Exercise: Retype, word for word, every line starting at the line with "Parse this screenshot: output" and ending with the final line of the entries; skip the pictures.

Dataset listings of figures:
__________________________________________________
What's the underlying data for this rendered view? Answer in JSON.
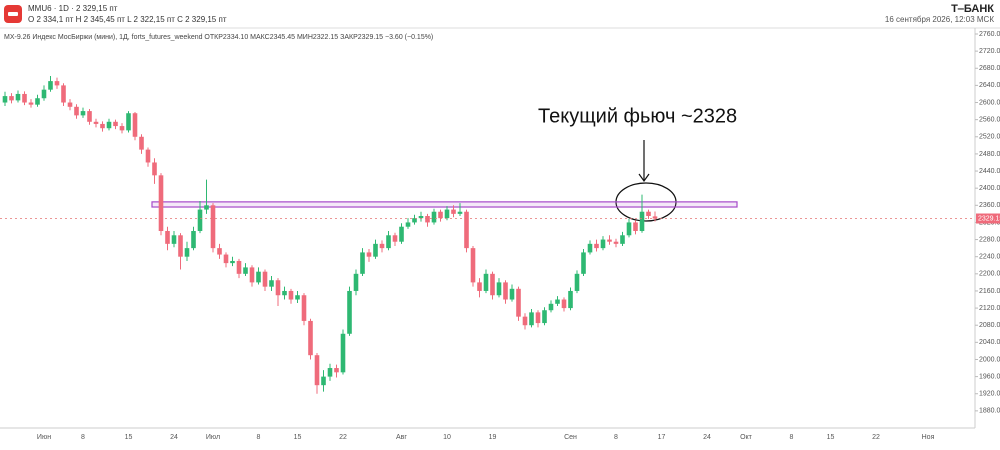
{
  "header": {
    "symbol": "MMU6 · 1D · 2 329,15 пт",
    "ohlc_line": "O 2 334,1 пт H 2 345,45 пт L 2 322,15 пт C 2 329,15 пт",
    "brand": "T‒БАНК",
    "timestamp": "16 сентября 2026, 12:03 МСК"
  },
  "chart_data": {
    "type": "candlestick",
    "legend_text": "MX-9.26 Индекс МосБиржи (мини), 1Д, forts_futures_weekend ОТКР2334.10 МАКС2345.45 МИН2322.15 ЗАКР2329.15 −3.60 (−0.15%)",
    "annotation": "Текущий фьюч ~2328",
    "up_color": "#2eb872",
    "down_color": "#ef6b7b",
    "zone_color": "#a64ac9",
    "zone": [
      2356,
      2368
    ],
    "ylim": [
      1840,
      2774
    ],
    "yticks": [
      {
        "value": 1880,
        "label": "1880.00"
      },
      {
        "value": 1920,
        "label": "1920.00"
      },
      {
        "value": 1960,
        "label": "1960.00"
      },
      {
        "value": 2000,
        "label": "2000.00"
      },
      {
        "value": 2040,
        "label": "2040.00"
      },
      {
        "value": 2080,
        "label": "2080.00"
      },
      {
        "value": 2120,
        "label": "2120.00"
      },
      {
        "value": 2160,
        "label": "2160.00"
      },
      {
        "value": 2200,
        "label": "2200.00"
      },
      {
        "value": 2240,
        "label": "2240.00"
      },
      {
        "value": 2280,
        "label": "2280.00"
      },
      {
        "value": 2320,
        "label": "2320.00"
      },
      {
        "value": 2360,
        "label": "2360.00"
      },
      {
        "value": 2400,
        "label": "2400.00"
      },
      {
        "value": 2440,
        "label": "2440.00"
      },
      {
        "value": 2480,
        "label": "2480.00"
      },
      {
        "value": 2520,
        "label": "2520.00"
      },
      {
        "value": 2560,
        "label": "2560.00"
      },
      {
        "value": 2600,
        "label": "2600.00"
      },
      {
        "value": 2640,
        "label": "2640.00"
      },
      {
        "value": 2680,
        "label": "2680.00"
      },
      {
        "value": 2720,
        "label": "2720.00"
      },
      {
        "value": 2760,
        "label": "2760.00"
      }
    ],
    "categories": [
      null,
      null,
      null,
      null,
      null,
      null,
      "Июн",
      null,
      null,
      null,
      null,
      null,
      "8",
      null,
      null,
      null,
      null,
      null,
      null,
      "15",
      null,
      null,
      null,
      null,
      null,
      null,
      "24",
      null,
      null,
      null,
      null,
      null,
      "Июл",
      null,
      null,
      null,
      null,
      null,
      null,
      "8",
      null,
      null,
      null,
      null,
      null,
      "15",
      null,
      null,
      null,
      null,
      null,
      null,
      "22",
      null,
      null,
      null,
      null,
      null,
      null,
      null,
      null,
      "Авг",
      null,
      null,
      null,
      null,
      null,
      null,
      "10",
      null,
      null,
      null,
      null,
      null,
      null,
      "19",
      null,
      null,
      null,
      null,
      null,
      null,
      null,
      null,
      null,
      null,
      null,
      "Сен",
      null,
      null,
      null,
      null,
      null,
      null,
      "8",
      null,
      null,
      null,
      null,
      null,
      null,
      "17",
      null,
      null,
      null,
      null,
      null,
      null,
      "24",
      null,
      null,
      null,
      null,
      null,
      "Окт",
      null,
      null,
      null,
      null,
      null,
      null,
      "8",
      null,
      null,
      null,
      null,
      null,
      "15",
      null,
      null,
      null,
      null,
      null,
      null,
      "22",
      null,
      null,
      null,
      null,
      null,
      null,
      null,
      "Ноя",
      null,
      null
    ],
    "open": [
      2600,
      2615,
      2605,
      2620,
      2600,
      2595,
      2610,
      2630,
      2650,
      2640,
      2600,
      2590,
      2570,
      2580,
      2555,
      2550,
      2540,
      2555,
      2545,
      2535,
      2575,
      2520,
      2490,
      2460,
      2430,
      2300,
      2270,
      2290,
      2240,
      2260,
      2300,
      2350,
      2360,
      2260,
      2245,
      2225,
      2230,
      2200,
      2215,
      2180,
      2205,
      2170,
      2185,
      2150,
      2160,
      2140,
      2150,
      2090,
      2010,
      1940,
      1960,
      1980,
      1970,
      2060,
      2160,
      2200,
      2250,
      2240,
      2270,
      2260,
      2290,
      2275,
      2310,
      2320,
      2330,
      2335,
      2320,
      2345,
      2330,
      2350,
      2340,
      2345,
      2260,
      2180,
      2160,
      2200,
      2150,
      2180,
      2140,
      2165,
      2100,
      2080,
      2110,
      2085,
      2115,
      2130,
      2140,
      2120,
      2160,
      2200,
      2250,
      2270,
      2260,
      2280,
      2275,
      2270,
      2290,
      2320,
      2300,
      2345,
      2334.1,
      null,
      null,
      null,
      null,
      null,
      null,
      null,
      null,
      null,
      null,
      null,
      null,
      null,
      null,
      null,
      null,
      null,
      null,
      null,
      null,
      null,
      null,
      null,
      null,
      null,
      null,
      null,
      null,
      null,
      null,
      null,
      null,
      null,
      null,
      null,
      null,
      null,
      null,
      null,
      null,
      null,
      null,
      null,
      null
    ],
    "high": [
      2625,
      2622,
      2628,
      2626,
      2608,
      2618,
      2640,
      2662,
      2658,
      2645,
      2608,
      2596,
      2588,
      2585,
      2562,
      2556,
      2562,
      2560,
      2552,
      2580,
      2578,
      2526,
      2495,
      2470,
      2435,
      2310,
      2300,
      2295,
      2275,
      2310,
      2370,
      2420,
      2365,
      2270,
      2250,
      2240,
      2235,
      2225,
      2220,
      2215,
      2210,
      2195,
      2190,
      2170,
      2165,
      2160,
      2155,
      2095,
      2015,
      1975,
      1990,
      1988,
      2070,
      2170,
      2210,
      2260,
      2258,
      2280,
      2278,
      2300,
      2296,
      2318,
      2330,
      2338,
      2345,
      2340,
      2352,
      2350,
      2358,
      2360,
      2365,
      2350,
      2265,
      2190,
      2210,
      2205,
      2190,
      2185,
      2175,
      2170,
      2108,
      2118,
      2115,
      2122,
      2138,
      2148,
      2145,
      2168,
      2208,
      2258,
      2278,
      2280,
      2288,
      2290,
      2282,
      2298,
      2328,
      2325,
      2385,
      2350,
      2345.45,
      null,
      null,
      null,
      null,
      null,
      null,
      null,
      null,
      null,
      null,
      null,
      null,
      null,
      null,
      null,
      null,
      null,
      null,
      null,
      null,
      null,
      null,
      null,
      null,
      null,
      null,
      null,
      null,
      null,
      null,
      null,
      null,
      null,
      null,
      null,
      null,
      null,
      null,
      null,
      null,
      null,
      null,
      null,
      null
    ],
    "low": [
      2592,
      2598,
      2600,
      2594,
      2588,
      2590,
      2604,
      2625,
      2632,
      2592,
      2582,
      2562,
      2564,
      2548,
      2542,
      2532,
      2535,
      2538,
      2528,
      2530,
      2512,
      2480,
      2450,
      2410,
      2290,
      2255,
      2262,
      2210,
      2230,
      2255,
      2295,
      2340,
      2250,
      2235,
      2215,
      2218,
      2190,
      2195,
      2170,
      2175,
      2160,
      2160,
      2125,
      2140,
      2130,
      2132,
      2080,
      2000,
      1920,
      1925,
      1950,
      1958,
      1965,
      2055,
      2150,
      2195,
      2228,
      2235,
      2250,
      2255,
      2265,
      2270,
      2305,
      2315,
      2322,
      2310,
      2315,
      2322,
      2325,
      2332,
      2335,
      2250,
      2170,
      2145,
      2155,
      2140,
      2145,
      2130,
      2135,
      2090,
      2070,
      2075,
      2075,
      2080,
      2110,
      2125,
      2112,
      2115,
      2155,
      2195,
      2245,
      2252,
      2255,
      2268,
      2262,
      2265,
      2285,
      2292,
      2296,
      2328,
      2322.15,
      null,
      null,
      null,
      null,
      null,
      null,
      null,
      null,
      null,
      null,
      null,
      null,
      null,
      null,
      null,
      null,
      null,
      null,
      null,
      null,
      null,
      null,
      null,
      null,
      null,
      null,
      null,
      null,
      null,
      null,
      null,
      null,
      null,
      null,
      null,
      null,
      null,
      null,
      null,
      null,
      null,
      null,
      null,
      null
    ],
    "close": [
      2615,
      2605,
      2620,
      2600,
      2595,
      2610,
      2630,
      2650,
      2640,
      2600,
      2590,
      2570,
      2580,
      2555,
      2550,
      2540,
      2555,
      2545,
      2535,
      2575,
      2520,
      2490,
      2460,
      2430,
      2300,
      2270,
      2290,
      2240,
      2260,
      2300,
      2350,
      2360,
      2260,
      2245,
      2225,
      2230,
      2200,
      2215,
      2180,
      2205,
      2170,
      2185,
      2150,
      2160,
      2140,
      2150,
      2090,
      2010,
      1940,
      1960,
      1980,
      1970,
      2060,
      2160,
      2200,
      2250,
      2240,
      2270,
      2260,
      2290,
      2275,
      2310,
      2320,
      2330,
      2335,
      2320,
      2345,
      2330,
      2350,
      2340,
      2345,
      2260,
      2180,
      2160,
      2200,
      2150,
      2180,
      2140,
      2165,
      2100,
      2080,
      2110,
      2085,
      2115,
      2130,
      2140,
      2120,
      2160,
      2200,
      2250,
      2270,
      2260,
      2280,
      2275,
      2270,
      2290,
      2320,
      2300,
      2345,
      2335,
      2329.15,
      null,
      null,
      null,
      null,
      null,
      null,
      null,
      null,
      null,
      null,
      null,
      null,
      null,
      null,
      null,
      null,
      null,
      null,
      null,
      null,
      null,
      null,
      null,
      null,
      null,
      null,
      null,
      null,
      null,
      null,
      null,
      null,
      null,
      null,
      null,
      null,
      null,
      null,
      null,
      null,
      null,
      null,
      null,
      null
    ]
  }
}
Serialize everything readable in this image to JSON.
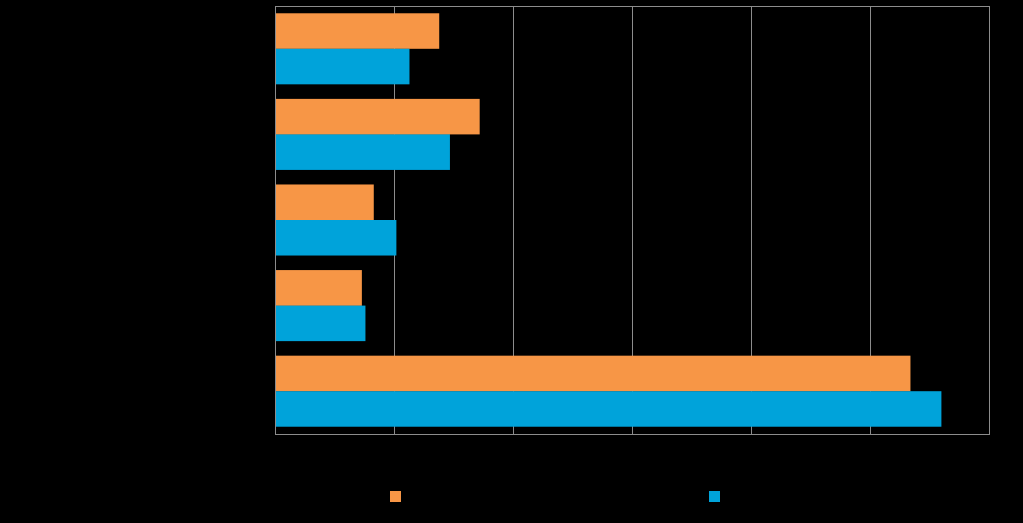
{
  "chart_data": {
    "type": "bar",
    "orientation": "horizontal",
    "categories": [
      "",
      "",
      "",
      "",
      ""
    ],
    "series": [
      {
        "values": [
          13.8,
          17.2,
          8.3,
          7.3,
          53.4
        ]
      },
      {
        "values": [
          11.3,
          14.7,
          10.2,
          7.6,
          56.0
        ]
      }
    ],
    "xlim": [
      0,
      60
    ],
    "x_ticks": [
      0,
      10,
      20,
      30,
      40,
      50,
      60
    ],
    "grid": true,
    "legend_position": "bottom",
    "title": "",
    "xlabel": "",
    "ylabel": ""
  },
  "colors": {
    "background": "#000000",
    "series": [
      "#F79646",
      "#00A3DA"
    ],
    "grid": "#8C8C8C",
    "axis": "#8C8C8C"
  }
}
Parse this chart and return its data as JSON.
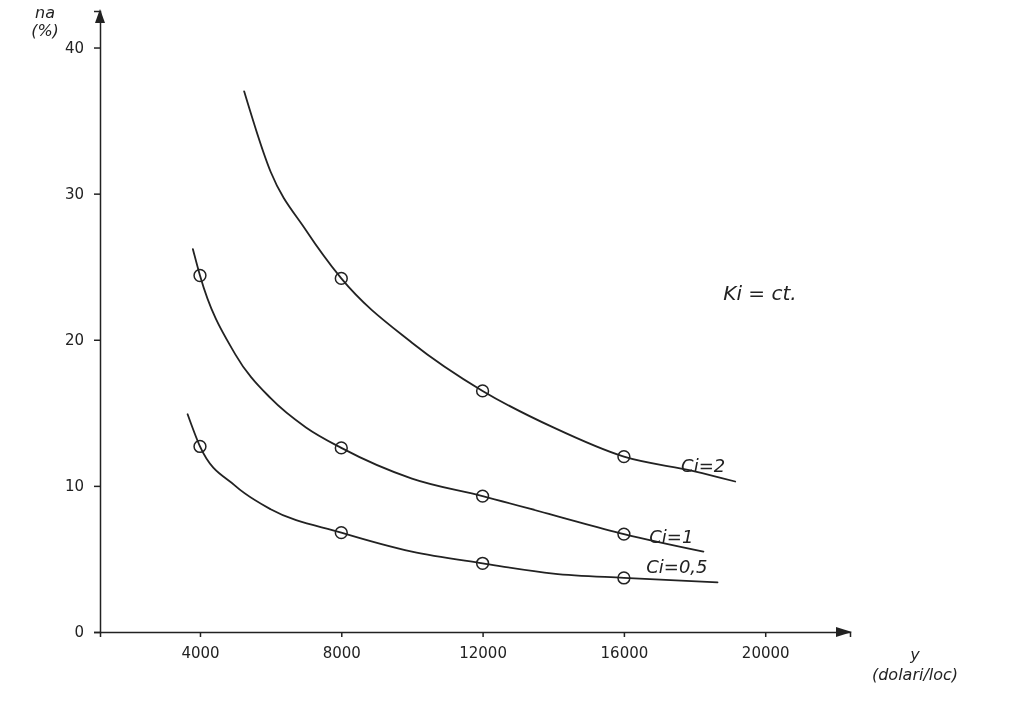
{
  "chart_data": {
    "type": "line",
    "xlabel": "y\n(dolari/loc)",
    "ylabel": "na\n(%)",
    "xlim": [
      1170,
      22400
    ],
    "ylim": [
      0,
      42.5
    ],
    "xticks": [
      4000,
      8000,
      12000,
      16000,
      20000
    ],
    "yticks": [
      0,
      10,
      20,
      30,
      40
    ],
    "grid": false,
    "line_style": "solid",
    "annotations": [
      "Ki = ct."
    ],
    "series": [
      {
        "name": "Ci=2",
        "color": "#222222",
        "marker": "none",
        "x": [
          5250,
          6000,
          7000,
          8000,
          10000,
          12000,
          14000,
          16000,
          18000,
          19150
        ],
        "values": [
          37,
          31.5,
          27.5,
          24.2,
          19.8,
          16.5,
          14,
          12,
          11,
          10.3
        ]
      },
      {
        "name": "Ci=1",
        "color": "#222222",
        "marker": "none",
        "x": [
          3800,
          4000,
          5000,
          6000,
          7000,
          8000,
          10000,
          12000,
          14000,
          16000,
          18250
        ],
        "values": [
          26.2,
          24.4,
          19,
          16,
          14,
          12.6,
          10.5,
          9.3,
          8,
          6.7,
          5.5
        ]
      },
      {
        "name": "Ci=0,5",
        "color": "#222222",
        "marker": "none",
        "x": [
          3650,
          4000,
          5000,
          6000,
          8000,
          10000,
          12000,
          14000,
          16000,
          18650
        ],
        "values": [
          14.9,
          12.7,
          10,
          8.4,
          6.8,
          5.5,
          4.7,
          4,
          3.7,
          3.4
        ]
      },
      {
        "type": "scatter",
        "color": "#222222",
        "marker": "circle",
        "x": [
          8000,
          12000,
          16000
        ],
        "values": [
          24.2,
          16.5,
          12
        ]
      },
      {
        "type": "scatter",
        "color": "#222222",
        "marker": "circle",
        "x": [
          4000,
          8000,
          12000,
          16000
        ],
        "values": [
          24.4,
          12.6,
          9.3,
          6.7
        ]
      },
      {
        "type": "scatter",
        "color": "#222222",
        "marker": "circle",
        "x": [
          4000,
          8000,
          12000,
          16000
        ],
        "values": [
          12.7,
          6.8,
          4.7,
          3.7
        ]
      }
    ]
  }
}
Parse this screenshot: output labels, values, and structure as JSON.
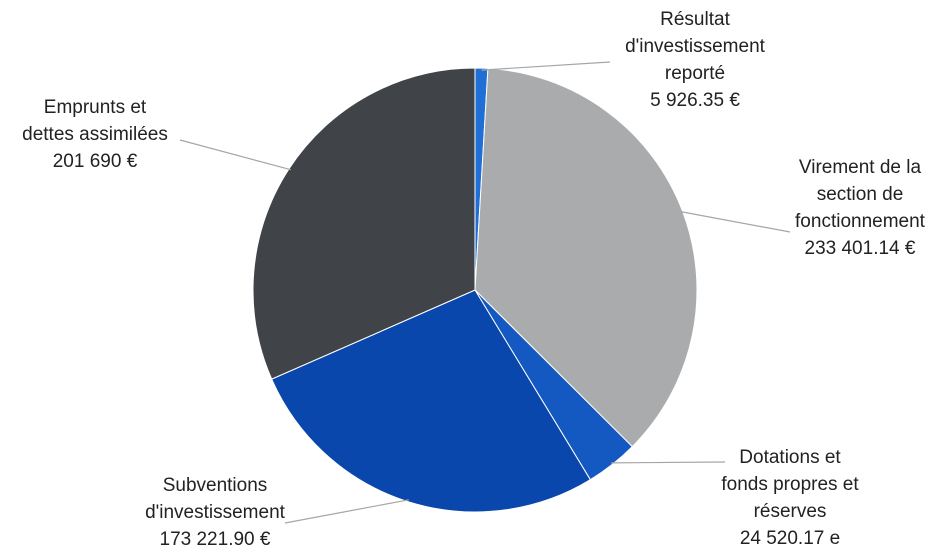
{
  "chart_data": {
    "type": "pie",
    "title": "",
    "slices": [
      {
        "label": [
          "Résultat",
          "d'investissement",
          "reporté"
        ],
        "value_text": "5 926.35 €",
        "value": 5926.35,
        "color": "#1f6fd6"
      },
      {
        "label": [
          "Virement de la",
          "section de",
          "fonctionnement"
        ],
        "value_text": "233 401.14 €",
        "value": 233401.14,
        "color": "#a9abad"
      },
      {
        "label": [
          "Dotations et",
          "fonds propres et",
          "réserves"
        ],
        "value_text": "24 520.17 e",
        "value": 24520.17,
        "color": "#1458c2"
      },
      {
        "label": [
          "Subventions",
          "d'investissement"
        ],
        "value_text": "173 221.90 €",
        "value": 173221.9,
        "color": "#0a47ad"
      },
      {
        "label": [
          "Emprunts et",
          "dettes assimilées"
        ],
        "value_text": "201 690 €",
        "value": 201690,
        "color": "#404448"
      }
    ]
  }
}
__________________________________________________
Reply to the task:
Parse this screenshot: output labels, values, and structure as JSON.
{
  "chart_data": {
    "type": "pie",
    "title": "",
    "slices": [
      {
        "label": [
          "Résultat",
          "d'investissement",
          "reporté"
        ],
        "value_text": "5 926.35 €",
        "value": 5926.35,
        "color": "#1f6fd6"
      },
      {
        "label": [
          "Virement de la",
          "section de",
          "fonctionnement"
        ],
        "value_text": "233 401.14 €",
        "value": 233401.14,
        "color": "#a9abad"
      },
      {
        "label": [
          "Dotations et",
          "fonds propres et",
          "réserves"
        ],
        "value_text": "24 520.17 e",
        "value": 24520.17,
        "color": "#1458c2"
      },
      {
        "label": [
          "Subventions",
          "d'investissement"
        ],
        "value_text": "173 221.90 €",
        "value": 173221.9,
        "color": "#0a47ad"
      },
      {
        "label": [
          "Emprunts et",
          "dettes assimilées"
        ],
        "value_text": "201 690 €",
        "value": 201690,
        "color": "#404448"
      }
    ]
  }
}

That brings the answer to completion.